>> Start

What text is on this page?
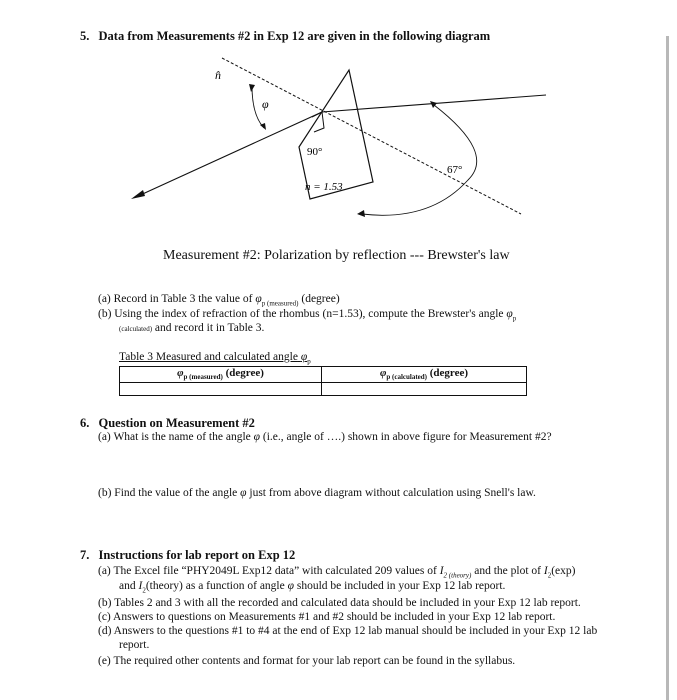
5. Data from Measurements #2 in Exp 12 are given in the following diagram
n̂
φ
90°
67°
n = 1.53
Measurement #2: Polarization by reflection --- Brewster's law
(a) Record in Table 3 the value of $\varphi_{p (measured)}$ (degree)
(b) Using the index of refraction of the rhombus (n=1.53), compute the Brewster's angle $\varphi_p$
(calculated) and record it in Table 3.
Table 3 Measured and calculated angle $\varphi_p$
$\varphi_{p (measured)}$ (degree)	$\varphi_{p (calculated)}$ (degree)

6. Question on Measurement #2
(a) What is the name of the angle φ (i.e., angle of ….) shown in above figure for Measurement #2?
(b) Find the value of the angle φ just from above diagram without calculation using Snell's law.
7. Instructions for lab report on Exp 12
(a) The Excel file “PHY2049L Exp12 data” with calculated 209 values of $I_{2 (theory)}$ and the plot of $I_2(\exp)$
and $I_2(theory)$ as a function of angle φ should be included in your Exp 12 lab report.
(b) Tables 2 and 3 with all the recorded and calculated data should be included in your Exp 12 lab report.
(c) Answers to questions on Measurements #1 and #2 should be included in your Exp 12 lab report.
(d) Answers to the questions #1 to #4 at the end of Exp 12 lab manual should be included in your Exp 12 lab
report.
(e) The required other contents and format for your lab report can be found in the syllabus.
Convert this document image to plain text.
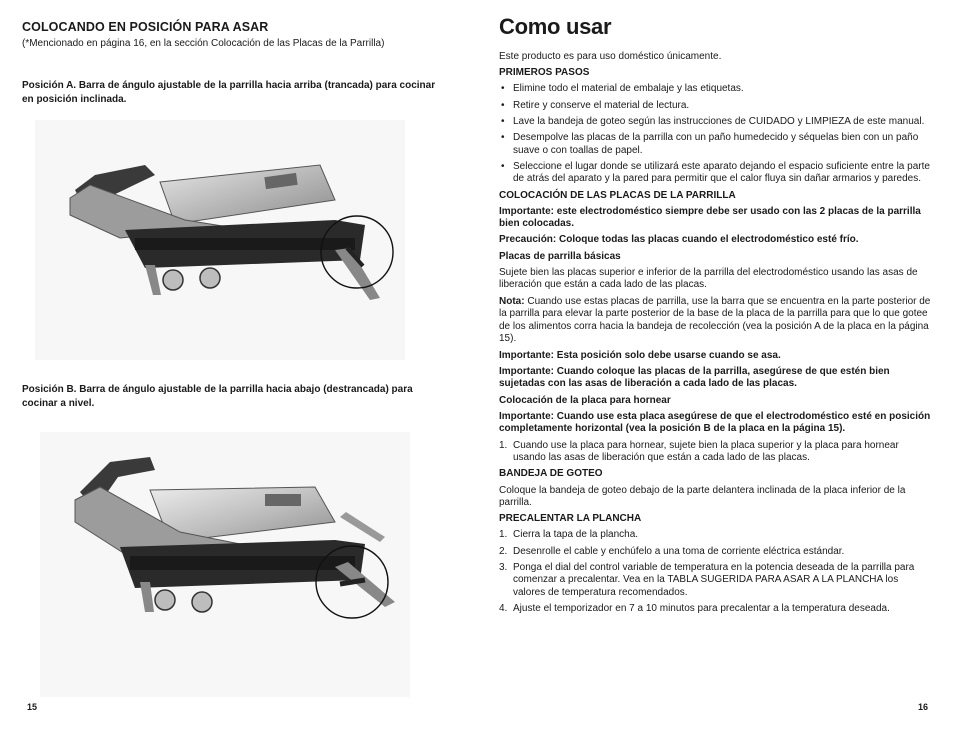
COLOCANDO EN POSICIÓN PARA ASAR
(*Mencionado en página 16, en la sección Colocación de las Placas de la Parrilla)
Posición A. Barra de ángulo ajustable de la parrilla hacia arriba (trancada) para cocinar en posición inclinada.
Posición B. Barra de ángulo ajustable de la parrilla hacia abajo (destrancada) para cocinar a nivel.
15
Como usar

Este producto es para uso doméstico únicamente.

PRIMEROS PASOS

• Elimine todo el material de embalaje y las etiquetas.
• Retire y conserve el material de lectura.
• Lave la bandeja de goteo según las instrucciones de CUIDADO y LIMPIEZA de este manual.
• Desempolve las placas de la parrilla con un paño humedecido y séquelas bien con un paño suave o con toallas de papel.
• Seleccione el lugar donde se utilizará este aparato dejando el espacio suficiente entre la parte de atrás del aparato y la pared para permitir que el calor fluya sin dañar armarios y paredes.

COLOCACIÓN DE LAS PLACAS DE LA PARRILLA

Importante: este electrodoméstico siempre debe ser usado con las 2 placas de la parrilla bien colocadas.

Precaución: Coloque todas las placas cuando el electrodoméstico esté frío.

Placas de parrilla básicas

Sujete bien las placas superior e inferior de la parrilla del electrodoméstico usando las asas de liberación que están a cada lado de las placas.

Nota: Cuando use estas placas de parrilla, use la barra que se encuentra en la parte posterior de la parrilla para elevar la parte posterior de la base de la placa de la parrilla para que lo que gotee de los alimentos corra hacia la bandeja de recolección (vea la posición A de la placa en la página 15).

Importante: Esta posición solo debe usarse cuando se asa.

Importante: Cuando coloque las placas de la parrilla, asegúrese de que estén bien sujetadas con las asas de liberación a cada lado de las placas.

Colocación de la placa para hornear

Importante: Cuando use esta placa asegúrese de que el electrodoméstico esté en posición completamente horizontal (vea la posición B de la placa en la página 15).

1. Cuando use la placa para hornear, sujete bien la placa superior y la placa para hornear usando las asas de liberación que están a cada lado de las placas.

BANDEJA DE GOTEO

Coloque la bandeja de goteo debajo de la parte delantera inclinada de la placa inferior de la parrilla.

PRECALENTAR LA PLANCHA

1. Cierra la tapa de la plancha.
2. Desenrolle el cable y enchúfelo a una toma de corriente eléctrica estándar.
3. Ponga el dial del control variable de temperatura en la potencia deseada de la parrilla para comenzar a precalentar. Vea en la TABLA SUGERIDA PARA ASAR A LA PLANCHA los valores de temperatura recomendados.
4. Ajuste el temporizador en 7 a 10 minutos para precalentar a la temperatura deseada.
16
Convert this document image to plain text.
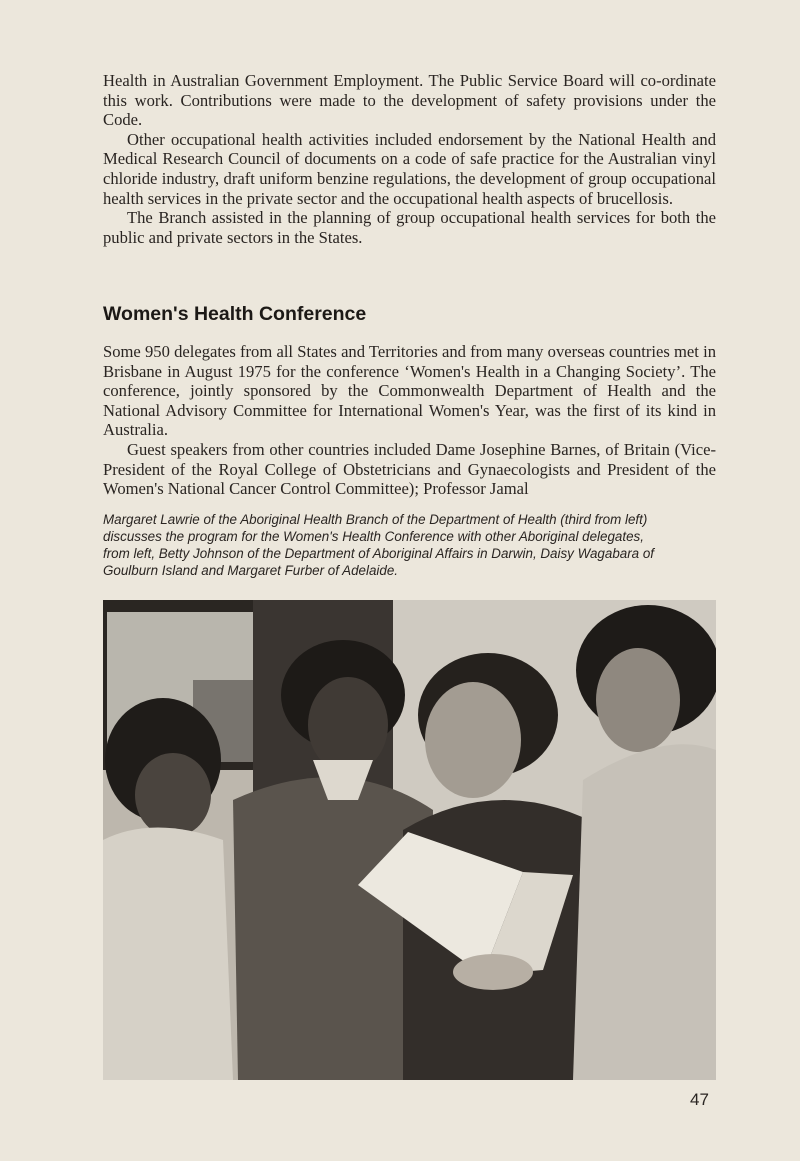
Health in Australian Government Employment. The Public Service Board will co-ordinate this work. Contributions were made to the development of safety provisions under the Code.

Other occupational health activities included endorsement by the National Health and Medical Research Council of documents on a code of safe practice for the Australian vinyl chloride industry, draft uniform benzine regulations, the development of group occupational health services in the private sector and the occupational health aspects of brucellosis.

The Branch assisted in the planning of group occupational health services for both the public and private sectors in the States.

Women's Health Conference

Some 950 delegates from all States and Territories and from many overseas countries met in Brisbane in August 1975 for the conference ‘Women's Health in a Changing Society’. The conference, jointly sponsored by the Commonwealth Department of Health and the National Advisory Committee for International Women's Year, was the first of its kind in Australia.

Guest speakers from other countries included Dame Josephine Barnes, of Britain (Vice-President of the Royal College of Obstetricians and Gynaecologists and President of the Women's National Cancer Control Committee); Professor Jamal

Margaret Lawrie of the Aboriginal Health Branch of the Department of Health (third from left) discusses the program for the Women's Health Conference with other Aboriginal delegates, from left, Betty Johnson of the Department of Aboriginal Affairs in Darwin, Daisy Wagabara of Goulburn Island and Margaret Furber of Adelaide.

47
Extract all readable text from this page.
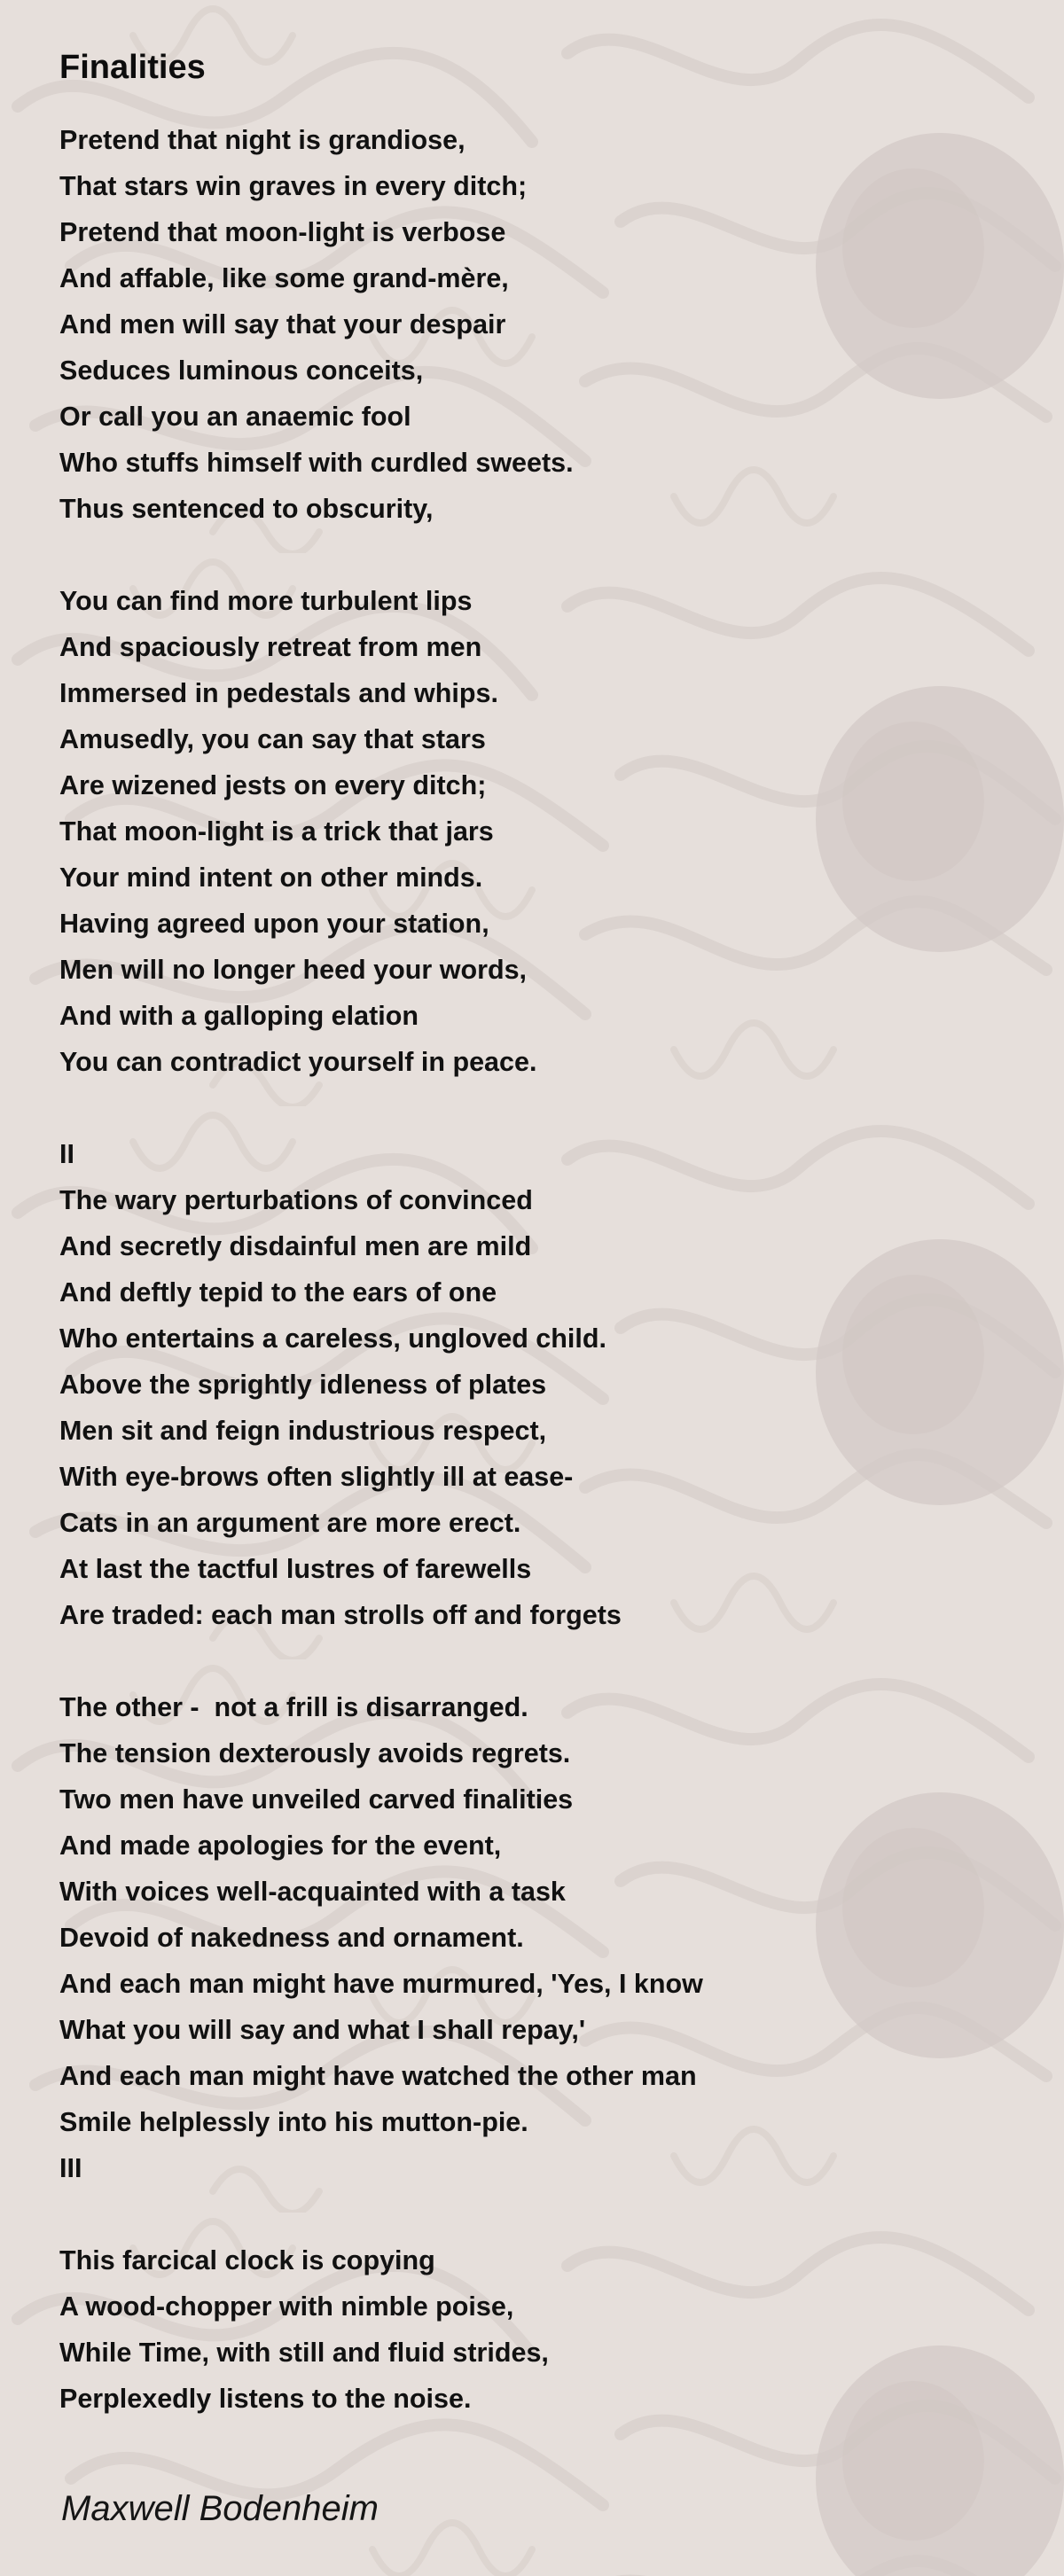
Finalities
Pretend that night is grandiose,
That stars win graves in every ditch;
Pretend that moon-light is verbose
And affable, like some grand-mère,
And men will say that your despair
Seduces luminous conceits,
Or call you an anaemic fool
Who stuffs himself with curdled sweets.
Thus sentenced to obscurity,
You can find more turbulent lips
And spaciously retreat from men
Immersed in pedestals and whips.
Amusedly, you can say that stars
Are wizened jests on every ditch;
That moon-light is a trick that jars
Your mind intent on other minds.
Having agreed upon your station,
Men will no longer heed your words,
And with a galloping elation
You can contradict yourself in peace.
II
The wary perturbations of convinced
And secretly disdainful men are mild
And deftly tepid to the ears of one
Who entertains a careless, ungloved child.
Above the sprightly idleness of plates
Men sit and feign industrious respect,
With eye-brows often slightly ill at ease-
Cats in an argument are more erect.
At last the tactful lustres of farewells
Are traded: each man strolls off and forgets
The other -  not a frill is disarranged.
The tension dexterously avoids regrets.
Two men have unveiled carved finalities
And made apologies for the event,
With voices well-acquainted with a task
Devoid of nakedness and ornament.
And each man might have murmured, 'Yes, I know
What you will say and what I shall repay,'
And each man might have watched the other man
Smile helplessly into his mutton-pie.
III
This farcical clock is copying
A wood-chopper with nimble poise,
While Time, with still and fluid strides,
Perplexedly listens to the noise.
Maxwell Bodenheim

>> End

▶ _TO DO_
Filter the entries and copy out every line with the word "bien".

▶ _THE SOLUTION_
• Desempolve las placas de la parrilla con un paño humedecido y séquelas bien con un paño suave o con toallas de papel.
Importante: este electrodoméstico siempre debe ser usado con las 2 placas de la parrilla bien colocadas.
Sujete bien las placas superior e inferior de la parrilla del electrodoméstico usando las asas de liberación que están a cada lado de las placas.
Importante: Cuando coloque las placas de la parrilla, asegúrese de que estén bien sujetadas con las asas de liberación a cada lado de las placas.
1. Cuando use la placa para hornear, sujete bien la placa superior y la placa para hornear usando las asas de liberación que están a cada lado de las placas.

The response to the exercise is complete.